begin Given records

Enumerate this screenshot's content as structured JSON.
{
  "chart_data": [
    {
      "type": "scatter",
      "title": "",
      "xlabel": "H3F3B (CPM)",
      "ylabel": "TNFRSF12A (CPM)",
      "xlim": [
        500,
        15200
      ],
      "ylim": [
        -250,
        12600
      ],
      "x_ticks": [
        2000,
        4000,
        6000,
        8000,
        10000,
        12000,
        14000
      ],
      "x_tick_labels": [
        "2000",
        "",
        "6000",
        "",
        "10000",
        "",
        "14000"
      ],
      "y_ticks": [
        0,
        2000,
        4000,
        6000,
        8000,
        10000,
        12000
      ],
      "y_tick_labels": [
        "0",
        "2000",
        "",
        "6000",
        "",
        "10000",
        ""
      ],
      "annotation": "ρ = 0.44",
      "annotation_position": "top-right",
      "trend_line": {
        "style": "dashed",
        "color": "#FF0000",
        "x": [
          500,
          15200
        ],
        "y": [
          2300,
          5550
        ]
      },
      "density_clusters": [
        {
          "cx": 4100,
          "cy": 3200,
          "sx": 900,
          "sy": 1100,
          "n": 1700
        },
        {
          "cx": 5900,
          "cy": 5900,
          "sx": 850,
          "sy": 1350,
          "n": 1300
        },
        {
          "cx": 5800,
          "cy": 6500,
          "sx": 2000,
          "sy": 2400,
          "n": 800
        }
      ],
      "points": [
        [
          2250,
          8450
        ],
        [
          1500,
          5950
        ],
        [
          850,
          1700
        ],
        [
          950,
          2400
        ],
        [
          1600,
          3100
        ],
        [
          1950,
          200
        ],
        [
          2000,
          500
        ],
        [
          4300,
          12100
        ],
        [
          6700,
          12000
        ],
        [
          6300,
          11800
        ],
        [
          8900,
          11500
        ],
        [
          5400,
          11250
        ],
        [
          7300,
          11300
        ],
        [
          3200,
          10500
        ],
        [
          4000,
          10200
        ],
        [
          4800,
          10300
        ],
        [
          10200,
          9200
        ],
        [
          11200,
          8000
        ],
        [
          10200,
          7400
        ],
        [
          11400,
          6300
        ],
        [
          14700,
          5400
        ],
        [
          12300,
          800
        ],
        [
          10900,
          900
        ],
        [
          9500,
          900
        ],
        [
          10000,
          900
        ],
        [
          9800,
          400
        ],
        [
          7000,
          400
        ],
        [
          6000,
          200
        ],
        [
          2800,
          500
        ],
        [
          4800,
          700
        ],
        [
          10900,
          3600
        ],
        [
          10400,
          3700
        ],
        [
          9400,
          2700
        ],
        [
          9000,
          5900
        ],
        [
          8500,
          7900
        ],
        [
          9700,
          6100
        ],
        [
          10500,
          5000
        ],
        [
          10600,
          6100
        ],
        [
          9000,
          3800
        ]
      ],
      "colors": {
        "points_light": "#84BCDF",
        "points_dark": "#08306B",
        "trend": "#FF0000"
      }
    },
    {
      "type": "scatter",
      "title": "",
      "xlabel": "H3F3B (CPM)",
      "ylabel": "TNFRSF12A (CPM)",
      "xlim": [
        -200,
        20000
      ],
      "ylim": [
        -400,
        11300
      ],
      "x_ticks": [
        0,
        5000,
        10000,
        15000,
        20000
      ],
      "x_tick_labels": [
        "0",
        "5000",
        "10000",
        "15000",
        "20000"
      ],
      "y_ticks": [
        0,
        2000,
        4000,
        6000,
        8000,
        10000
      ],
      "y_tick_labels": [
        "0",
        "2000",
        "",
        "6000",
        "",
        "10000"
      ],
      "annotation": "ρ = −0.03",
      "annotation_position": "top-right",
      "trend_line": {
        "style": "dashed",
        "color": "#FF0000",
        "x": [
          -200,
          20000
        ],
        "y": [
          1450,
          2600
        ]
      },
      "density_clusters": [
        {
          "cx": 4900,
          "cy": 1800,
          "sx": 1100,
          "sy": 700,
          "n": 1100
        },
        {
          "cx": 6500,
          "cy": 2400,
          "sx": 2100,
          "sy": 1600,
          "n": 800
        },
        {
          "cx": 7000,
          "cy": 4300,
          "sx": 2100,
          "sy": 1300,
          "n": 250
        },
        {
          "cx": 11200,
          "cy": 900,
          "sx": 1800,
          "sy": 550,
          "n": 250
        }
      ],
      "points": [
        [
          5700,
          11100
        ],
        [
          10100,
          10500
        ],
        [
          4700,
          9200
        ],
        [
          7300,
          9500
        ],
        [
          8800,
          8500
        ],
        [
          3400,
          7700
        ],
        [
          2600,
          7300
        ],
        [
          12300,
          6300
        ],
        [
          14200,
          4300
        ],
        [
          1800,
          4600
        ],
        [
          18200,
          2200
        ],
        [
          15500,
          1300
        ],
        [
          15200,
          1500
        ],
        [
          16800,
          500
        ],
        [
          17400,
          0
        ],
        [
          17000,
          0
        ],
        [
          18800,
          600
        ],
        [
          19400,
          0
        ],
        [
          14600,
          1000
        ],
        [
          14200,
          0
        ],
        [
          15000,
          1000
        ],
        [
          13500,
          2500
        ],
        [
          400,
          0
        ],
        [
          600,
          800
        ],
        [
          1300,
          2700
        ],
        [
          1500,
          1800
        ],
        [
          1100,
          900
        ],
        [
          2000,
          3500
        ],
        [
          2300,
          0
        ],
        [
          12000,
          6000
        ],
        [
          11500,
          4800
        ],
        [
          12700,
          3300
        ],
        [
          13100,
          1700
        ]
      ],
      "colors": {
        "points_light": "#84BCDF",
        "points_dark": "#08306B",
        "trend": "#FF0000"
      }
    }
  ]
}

end Given records

Aim of the task :: Repeat the data above, word for word.

Answer for this exercise ::
Enumerate this screenshot's content as structured JSON.
{
  "chart_data": [
    {
      "type": "scatter",
      "title": "",
      "xlabel": "H3F3B (CPM)",
      "ylabel": "TNFRSF12A (CPM)",
      "xlim": [
        500,
        15200
      ],
      "ylim": [
        -250,
        12600
      ],
      "x_ticks": [
        2000,
        4000,
        6000,
        8000,
        10000,
        12000,
        14000
      ],
      "x_tick_labels": [
        "2000",
        "",
        "6000",
        "",
        "10000",
        "",
        "14000"
      ],
      "y_ticks": [
        0,
        2000,
        4000,
        6000,
        8000,
        10000,
        12000
      ],
      "y_tick_labels": [
        "0",
        "2000",
        "",
        "6000",
        "",
        "10000",
        ""
      ],
      "annotation": "ρ = 0.44",
      "annotation_position": "top-right",
      "trend_line": {
        "style": "dashed",
        "color": "#FF0000",
        "x": [
          500,
          15200
        ],
        "y": [
          2300,
          5550
        ]
      },
      "density_clusters": [
        {
          "cx": 4100,
          "cy": 3200,
          "sx": 900,
          "sy": 1100,
          "n": 1700
        },
        {
          "cx": 5900,
          "cy": 5900,
          "sx": 850,
          "sy": 1350,
          "n": 1300
        },
        {
          "cx": 5800,
          "cy": 6500,
          "sx": 2000,
          "sy": 2400,
          "n": 800
        }
      ],
      "points": [
        [
          2250,
          8450
        ],
        [
          1500,
          5950
        ],
        [
          850,
          1700
        ],
        [
          950,
          2400
        ],
        [
          1600,
          3100
        ],
        [
          1950,
          200
        ],
        [
          2000,
          500
        ],
        [
          4300,
          12100
        ],
        [
          6700,
          12000
        ],
        [
          6300,
          11800
        ],
        [
          8900,
          11500
        ],
        [
          5400,
          11250
        ],
        [
          7300,
          11300
        ],
        [
          3200,
          10500
        ],
        [
          4000,
          10200
        ],
        [
          4800,
          10300
        ],
        [
          10200,
          9200
        ],
        [
          11200,
          8000
        ],
        [
          10200,
          7400
        ],
        [
          11400,
          6300
        ],
        [
          14700,
          5400
        ],
        [
          12300,
          800
        ],
        [
          10900,
          900
        ],
        [
          9500,
          900
        ],
        [
          10000,
          900
        ],
        [
          9800,
          400
        ],
        [
          7000,
          400
        ],
        [
          6000,
          200
        ],
        [
          2800,
          500
        ],
        [
          4800,
          700
        ],
        [
          10900,
          3600
        ],
        [
          10400,
          3700
        ],
        [
          9400,
          2700
        ],
        [
          9000,
          5900
        ],
        [
          8500,
          7900
        ],
        [
          9700,
          6100
        ],
        [
          10500,
          5000
        ],
        [
          10600,
          6100
        ],
        [
          9000,
          3800
        ]
      ],
      "colors": {
        "points_light": "#84BCDF",
        "points_dark": "#08306B",
        "trend": "#FF0000"
      }
    },
    {
      "type": "scatter",
      "title": "",
      "xlabel": "H3F3B (CPM)",
      "ylabel": "TNFRSF12A (CPM)",
      "xlim": [
        -200,
        20000
      ],
      "ylim": [
        -400,
        11300
      ],
      "x_ticks": [
        0,
        5000,
        10000,
        15000,
        20000
      ],
      "x_tick_labels": [
        "0",
        "5000",
        "10000",
        "15000",
        "20000"
      ],
      "y_ticks": [
        0,
        2000,
        4000,
        6000,
        8000,
        10000
      ],
      "y_tick_labels": [
        "0",
        "2000",
        "",
        "6000",
        "",
        "10000"
      ],
      "annotation": "ρ = −0.03",
      "annotation_position": "top-right",
      "trend_line": {
        "style": "dashed",
        "color": "#FF0000",
        "x": [
          -200,
          20000
        ],
        "y": [
          1450,
          2600
        ]
      },
      "density_clusters": [
        {
          "cx": 4900,
          "cy": 1800,
          "sx": 1100,
          "sy": 700,
          "n": 1100
        },
        {
          "cx": 6500,
          "cy": 2400,
          "sx": 2100,
          "sy": 1600,
          "n": 800
        },
        {
          "cx": 7000,
          "cy": 4300,
          "sx": 2100,
          "sy": 1300,
          "n": 250
        },
        {
          "cx": 11200,
          "cy": 900,
          "sx": 1800,
          "sy": 550,
          "n": 250
        }
      ],
      "points": [
        [
          5700,
          11100
        ],
        [
          10100,
          10500
        ],
        [
          4700,
          9200
        ],
        [
          7300,
          9500
        ],
        [
          8800,
          8500
        ],
        [
          3400,
          7700
        ],
        [
          2600,
          7300
        ],
        [
          12300,
          6300
        ],
        [
          14200,
          4300
        ],
        [
          1800,
          4600
        ],
        [
          18200,
          2200
        ],
        [
          15500,
          1300
        ],
        [
          15200,
          1500
        ],
        [
          16800,
          500
        ],
        [
          17400,
          0
        ],
        [
          17000,
          0
        ],
        [
          18800,
          600
        ],
        [
          19400,
          0
        ],
        [
          14600,
          1000
        ],
        [
          14200,
          0
        ],
        [
          15000,
          1000
        ],
        [
          13500,
          2500
        ],
        [
          400,
          0
        ],
        [
          600,
          800
        ],
        [
          1300,
          2700
        ],
        [
          1500,
          1800
        ],
        [
          1100,
          900
        ],
        [
          2000,
          3500
        ],
        [
          2300,
          0
        ],
        [
          12000,
          6000
        ],
        [
          11500,
          4800
        ],
        [
          12700,
          3300
        ],
        [
          13100,
          1700
        ]
      ],
      "colors": {
        "points_light": "#84BCDF",
        "points_dark": "#08306B",
        "trend": "#FF0000"
      }
    }
  ]
}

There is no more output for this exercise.